■ Job ■
Go through the records and copy each line where the word "true" occurs.
***** Source data
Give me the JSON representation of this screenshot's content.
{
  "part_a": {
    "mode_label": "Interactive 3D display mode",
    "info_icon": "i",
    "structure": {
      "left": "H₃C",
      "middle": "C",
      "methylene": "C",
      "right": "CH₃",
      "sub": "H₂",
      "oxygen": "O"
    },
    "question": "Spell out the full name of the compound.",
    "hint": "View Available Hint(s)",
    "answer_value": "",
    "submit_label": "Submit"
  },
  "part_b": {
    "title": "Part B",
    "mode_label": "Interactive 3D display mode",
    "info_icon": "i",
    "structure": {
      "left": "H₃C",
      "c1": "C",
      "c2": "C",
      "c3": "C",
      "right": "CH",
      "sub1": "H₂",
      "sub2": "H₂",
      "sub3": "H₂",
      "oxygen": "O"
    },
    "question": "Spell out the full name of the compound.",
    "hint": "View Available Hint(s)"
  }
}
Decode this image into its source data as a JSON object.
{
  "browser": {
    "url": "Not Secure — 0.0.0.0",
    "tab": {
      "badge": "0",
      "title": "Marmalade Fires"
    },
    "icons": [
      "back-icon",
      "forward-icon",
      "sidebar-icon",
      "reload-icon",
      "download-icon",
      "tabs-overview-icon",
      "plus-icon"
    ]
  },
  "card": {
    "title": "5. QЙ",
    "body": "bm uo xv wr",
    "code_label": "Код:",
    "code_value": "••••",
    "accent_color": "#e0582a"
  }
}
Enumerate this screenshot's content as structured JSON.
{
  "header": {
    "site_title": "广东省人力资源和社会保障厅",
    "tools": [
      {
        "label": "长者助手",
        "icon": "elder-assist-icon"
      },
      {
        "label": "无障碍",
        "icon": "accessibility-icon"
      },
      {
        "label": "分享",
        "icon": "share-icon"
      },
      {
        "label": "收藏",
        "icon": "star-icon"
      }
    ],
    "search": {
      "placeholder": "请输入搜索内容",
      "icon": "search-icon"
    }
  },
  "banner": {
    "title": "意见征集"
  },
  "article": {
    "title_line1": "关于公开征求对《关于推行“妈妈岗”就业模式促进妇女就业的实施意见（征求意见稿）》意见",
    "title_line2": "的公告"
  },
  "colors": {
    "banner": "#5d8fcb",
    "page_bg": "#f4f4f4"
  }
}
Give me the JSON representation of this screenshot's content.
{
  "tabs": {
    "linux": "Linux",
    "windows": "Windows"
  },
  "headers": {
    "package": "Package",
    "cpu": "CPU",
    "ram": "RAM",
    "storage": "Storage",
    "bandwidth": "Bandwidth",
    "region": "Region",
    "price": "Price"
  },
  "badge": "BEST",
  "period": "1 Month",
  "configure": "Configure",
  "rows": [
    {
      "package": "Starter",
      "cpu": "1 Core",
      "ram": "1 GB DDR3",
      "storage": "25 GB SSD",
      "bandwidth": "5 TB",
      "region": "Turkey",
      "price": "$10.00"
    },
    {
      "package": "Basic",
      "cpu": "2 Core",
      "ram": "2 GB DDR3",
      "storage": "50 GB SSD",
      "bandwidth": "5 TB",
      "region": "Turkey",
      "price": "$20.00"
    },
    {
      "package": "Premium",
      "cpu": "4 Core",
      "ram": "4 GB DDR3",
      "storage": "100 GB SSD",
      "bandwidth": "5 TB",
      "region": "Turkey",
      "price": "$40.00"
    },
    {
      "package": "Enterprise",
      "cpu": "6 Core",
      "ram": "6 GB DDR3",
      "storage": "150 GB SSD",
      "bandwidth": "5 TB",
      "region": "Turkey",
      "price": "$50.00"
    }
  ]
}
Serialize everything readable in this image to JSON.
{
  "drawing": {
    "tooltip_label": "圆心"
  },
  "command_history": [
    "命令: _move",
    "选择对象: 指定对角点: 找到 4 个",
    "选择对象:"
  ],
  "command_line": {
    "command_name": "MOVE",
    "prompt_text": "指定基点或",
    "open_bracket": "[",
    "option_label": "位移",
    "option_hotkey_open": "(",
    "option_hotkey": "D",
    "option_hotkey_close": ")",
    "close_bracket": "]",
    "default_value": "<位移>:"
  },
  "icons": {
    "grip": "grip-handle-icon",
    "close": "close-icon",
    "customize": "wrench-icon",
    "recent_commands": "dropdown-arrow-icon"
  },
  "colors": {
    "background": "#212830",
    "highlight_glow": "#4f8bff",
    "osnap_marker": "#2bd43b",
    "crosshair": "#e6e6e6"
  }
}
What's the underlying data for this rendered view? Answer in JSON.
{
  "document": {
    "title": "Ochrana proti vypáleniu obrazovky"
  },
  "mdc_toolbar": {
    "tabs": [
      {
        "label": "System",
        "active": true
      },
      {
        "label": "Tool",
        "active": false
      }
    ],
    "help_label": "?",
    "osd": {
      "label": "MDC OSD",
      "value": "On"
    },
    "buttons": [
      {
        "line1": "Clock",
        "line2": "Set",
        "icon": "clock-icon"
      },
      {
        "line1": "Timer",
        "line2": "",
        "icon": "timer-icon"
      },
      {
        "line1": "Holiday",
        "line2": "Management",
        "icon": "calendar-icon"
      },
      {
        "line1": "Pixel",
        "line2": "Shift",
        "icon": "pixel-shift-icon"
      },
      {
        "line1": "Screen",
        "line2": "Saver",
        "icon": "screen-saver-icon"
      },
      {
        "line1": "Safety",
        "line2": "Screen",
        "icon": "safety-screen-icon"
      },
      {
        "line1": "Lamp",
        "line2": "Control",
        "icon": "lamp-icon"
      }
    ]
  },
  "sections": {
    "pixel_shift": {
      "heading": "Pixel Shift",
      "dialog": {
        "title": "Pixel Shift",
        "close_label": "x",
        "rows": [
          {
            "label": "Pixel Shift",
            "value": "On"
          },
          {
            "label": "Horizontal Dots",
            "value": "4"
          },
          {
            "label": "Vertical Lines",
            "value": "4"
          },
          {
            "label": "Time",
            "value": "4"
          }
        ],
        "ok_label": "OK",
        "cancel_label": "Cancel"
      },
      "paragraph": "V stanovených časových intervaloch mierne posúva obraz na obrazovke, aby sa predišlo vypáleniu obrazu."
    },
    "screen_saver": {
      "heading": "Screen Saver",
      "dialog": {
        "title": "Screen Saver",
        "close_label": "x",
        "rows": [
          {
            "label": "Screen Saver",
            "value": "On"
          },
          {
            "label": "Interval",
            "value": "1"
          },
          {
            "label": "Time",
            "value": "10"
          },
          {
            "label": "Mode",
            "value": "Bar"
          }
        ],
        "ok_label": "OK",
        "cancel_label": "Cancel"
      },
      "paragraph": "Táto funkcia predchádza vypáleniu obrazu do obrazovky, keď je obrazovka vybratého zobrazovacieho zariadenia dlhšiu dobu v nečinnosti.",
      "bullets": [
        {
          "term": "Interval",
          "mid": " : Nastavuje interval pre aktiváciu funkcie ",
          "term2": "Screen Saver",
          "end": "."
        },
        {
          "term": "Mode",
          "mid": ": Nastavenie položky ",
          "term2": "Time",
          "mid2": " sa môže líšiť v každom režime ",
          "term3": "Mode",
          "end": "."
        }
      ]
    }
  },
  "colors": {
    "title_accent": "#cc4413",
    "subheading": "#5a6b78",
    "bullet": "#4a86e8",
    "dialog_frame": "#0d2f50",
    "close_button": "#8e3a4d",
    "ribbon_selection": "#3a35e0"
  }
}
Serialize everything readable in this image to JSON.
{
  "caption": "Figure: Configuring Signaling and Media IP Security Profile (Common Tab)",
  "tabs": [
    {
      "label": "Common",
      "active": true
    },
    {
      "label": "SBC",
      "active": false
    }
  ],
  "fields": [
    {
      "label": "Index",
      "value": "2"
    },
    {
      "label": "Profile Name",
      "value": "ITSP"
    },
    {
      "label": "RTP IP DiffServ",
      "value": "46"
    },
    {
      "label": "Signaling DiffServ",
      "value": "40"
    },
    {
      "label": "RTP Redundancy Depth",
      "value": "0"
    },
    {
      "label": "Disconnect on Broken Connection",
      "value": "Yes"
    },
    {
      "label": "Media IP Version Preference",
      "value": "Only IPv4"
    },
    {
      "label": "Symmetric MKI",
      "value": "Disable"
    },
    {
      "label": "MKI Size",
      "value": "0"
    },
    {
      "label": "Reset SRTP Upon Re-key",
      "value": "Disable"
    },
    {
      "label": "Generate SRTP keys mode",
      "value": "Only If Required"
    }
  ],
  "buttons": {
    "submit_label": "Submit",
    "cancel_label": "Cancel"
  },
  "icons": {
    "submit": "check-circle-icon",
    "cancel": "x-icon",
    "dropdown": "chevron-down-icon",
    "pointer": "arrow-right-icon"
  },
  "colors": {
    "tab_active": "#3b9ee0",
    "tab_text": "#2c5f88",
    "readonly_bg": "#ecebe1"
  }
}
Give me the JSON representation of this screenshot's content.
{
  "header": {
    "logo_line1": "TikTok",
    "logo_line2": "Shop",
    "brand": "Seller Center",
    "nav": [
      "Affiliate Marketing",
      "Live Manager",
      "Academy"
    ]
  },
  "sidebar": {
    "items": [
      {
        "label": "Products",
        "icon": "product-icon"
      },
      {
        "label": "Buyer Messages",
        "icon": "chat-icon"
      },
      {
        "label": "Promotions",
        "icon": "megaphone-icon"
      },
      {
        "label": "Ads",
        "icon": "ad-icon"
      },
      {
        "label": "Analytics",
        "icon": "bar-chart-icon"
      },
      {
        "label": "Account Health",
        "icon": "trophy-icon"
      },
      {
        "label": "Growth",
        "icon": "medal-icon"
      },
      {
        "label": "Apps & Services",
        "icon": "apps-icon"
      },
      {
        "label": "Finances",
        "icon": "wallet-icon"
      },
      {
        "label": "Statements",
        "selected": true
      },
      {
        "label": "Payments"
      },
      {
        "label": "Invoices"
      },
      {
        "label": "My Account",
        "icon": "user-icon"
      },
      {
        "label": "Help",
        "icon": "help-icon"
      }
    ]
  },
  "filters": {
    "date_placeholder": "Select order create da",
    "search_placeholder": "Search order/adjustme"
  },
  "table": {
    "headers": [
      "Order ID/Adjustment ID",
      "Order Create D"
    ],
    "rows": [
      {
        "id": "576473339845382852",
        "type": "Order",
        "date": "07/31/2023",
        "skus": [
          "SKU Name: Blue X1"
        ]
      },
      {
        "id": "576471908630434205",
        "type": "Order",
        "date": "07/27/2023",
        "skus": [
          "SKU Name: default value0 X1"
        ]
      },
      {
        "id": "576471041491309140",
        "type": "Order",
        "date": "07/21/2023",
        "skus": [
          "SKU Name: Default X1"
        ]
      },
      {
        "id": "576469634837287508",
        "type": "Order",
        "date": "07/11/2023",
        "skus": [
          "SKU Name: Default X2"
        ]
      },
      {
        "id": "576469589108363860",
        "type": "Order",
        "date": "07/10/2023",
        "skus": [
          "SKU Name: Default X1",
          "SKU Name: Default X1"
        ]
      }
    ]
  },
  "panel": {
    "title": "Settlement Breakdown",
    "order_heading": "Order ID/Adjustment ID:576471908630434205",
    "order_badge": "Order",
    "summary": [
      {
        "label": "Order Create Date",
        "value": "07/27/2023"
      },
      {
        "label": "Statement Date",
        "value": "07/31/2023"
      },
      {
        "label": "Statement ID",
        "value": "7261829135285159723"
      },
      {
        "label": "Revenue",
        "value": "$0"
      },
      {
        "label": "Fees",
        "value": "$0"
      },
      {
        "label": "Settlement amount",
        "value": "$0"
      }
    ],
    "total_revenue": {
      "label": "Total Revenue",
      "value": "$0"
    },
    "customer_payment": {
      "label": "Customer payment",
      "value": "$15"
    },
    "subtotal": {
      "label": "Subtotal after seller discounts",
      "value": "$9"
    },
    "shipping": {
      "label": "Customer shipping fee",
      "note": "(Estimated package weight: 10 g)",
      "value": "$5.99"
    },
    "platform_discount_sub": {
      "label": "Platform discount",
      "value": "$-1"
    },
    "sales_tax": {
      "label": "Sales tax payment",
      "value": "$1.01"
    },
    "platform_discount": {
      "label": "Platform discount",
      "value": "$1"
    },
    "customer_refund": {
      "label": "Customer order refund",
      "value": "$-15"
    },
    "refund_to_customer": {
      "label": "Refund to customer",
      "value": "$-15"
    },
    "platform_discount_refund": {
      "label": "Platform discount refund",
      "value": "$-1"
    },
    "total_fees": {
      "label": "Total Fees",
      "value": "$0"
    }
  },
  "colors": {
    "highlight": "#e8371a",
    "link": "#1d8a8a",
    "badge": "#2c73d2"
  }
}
**********
■ Exercise result ■
        "active": true
      "active": true
        "selected": true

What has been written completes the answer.